Problem
Beneath this task is a listing; retype all of it exactly.

Figure contents as structured data
————
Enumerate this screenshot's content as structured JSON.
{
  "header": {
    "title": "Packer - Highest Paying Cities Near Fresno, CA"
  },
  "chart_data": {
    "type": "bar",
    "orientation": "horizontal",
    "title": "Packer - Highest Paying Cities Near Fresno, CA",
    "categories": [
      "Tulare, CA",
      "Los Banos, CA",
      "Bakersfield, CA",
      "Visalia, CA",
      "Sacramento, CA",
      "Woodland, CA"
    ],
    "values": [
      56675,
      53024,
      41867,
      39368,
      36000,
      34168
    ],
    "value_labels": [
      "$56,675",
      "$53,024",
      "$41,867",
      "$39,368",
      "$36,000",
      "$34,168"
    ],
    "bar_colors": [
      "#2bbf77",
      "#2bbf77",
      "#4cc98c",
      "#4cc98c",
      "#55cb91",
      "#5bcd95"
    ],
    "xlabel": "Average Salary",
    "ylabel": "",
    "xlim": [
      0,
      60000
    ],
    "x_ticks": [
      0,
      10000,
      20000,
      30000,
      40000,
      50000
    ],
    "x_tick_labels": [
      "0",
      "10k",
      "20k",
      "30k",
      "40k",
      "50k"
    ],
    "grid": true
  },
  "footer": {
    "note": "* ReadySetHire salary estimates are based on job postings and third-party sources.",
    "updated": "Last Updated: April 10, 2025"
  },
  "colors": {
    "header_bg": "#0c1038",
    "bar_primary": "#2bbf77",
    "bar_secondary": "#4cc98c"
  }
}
————
Written answer
Enumerate this screenshot's content as structured JSON.
{
  "header": {
    "title": "Packer - Highest Paying Cities Near Fresno, CA"
  },
  "chart_data": {
    "type": "bar",
    "orientation": "horizontal",
    "title": "Packer - Highest Paying Cities Near Fresno, CA",
    "categories": [
      "Tulare, CA",
      "Los Banos, CA",
      "Bakersfield, CA",
      "Visalia, CA",
      "Sacramento, CA",
      "Woodland, CA"
    ],
    "values": [
      56675,
      53024,
      41867,
      39368,
      36000,
      34168
    ],
    "value_labels": [
      "$56,675",
      "$53,024",
      "$41,867",
      "$39,368",
      "$36,000",
      "$34,168"
    ],
    "bar_colors": [
      "#2bbf77",
      "#2bbf77",
      "#4cc98c",
      "#4cc98c",
      "#55cb91",
      "#5bcd95"
    ],
    "xlabel": "Average Salary",
    "ylabel": "",
    "xlim": [
      0,
      60000
    ],
    "x_ticks": [
      0,
      10000,
      20000,
      30000,
      40000,
      50000
    ],
    "x_tick_labels": [
      "0",
      "10k",
      "20k",
      "30k",
      "40k",
      "50k"
    ],
    "grid": true
  },
  "footer": {
    "note": "* ReadySetHire salary estimates are based on job postings and third-party sources.",
    "updated": "Last Updated: April 10, 2025"
  },
  "colors": {
    "header_bg": "#0c1038",
    "bar_primary": "#2bbf77",
    "bar_secondary": "#4cc98c"
  }
}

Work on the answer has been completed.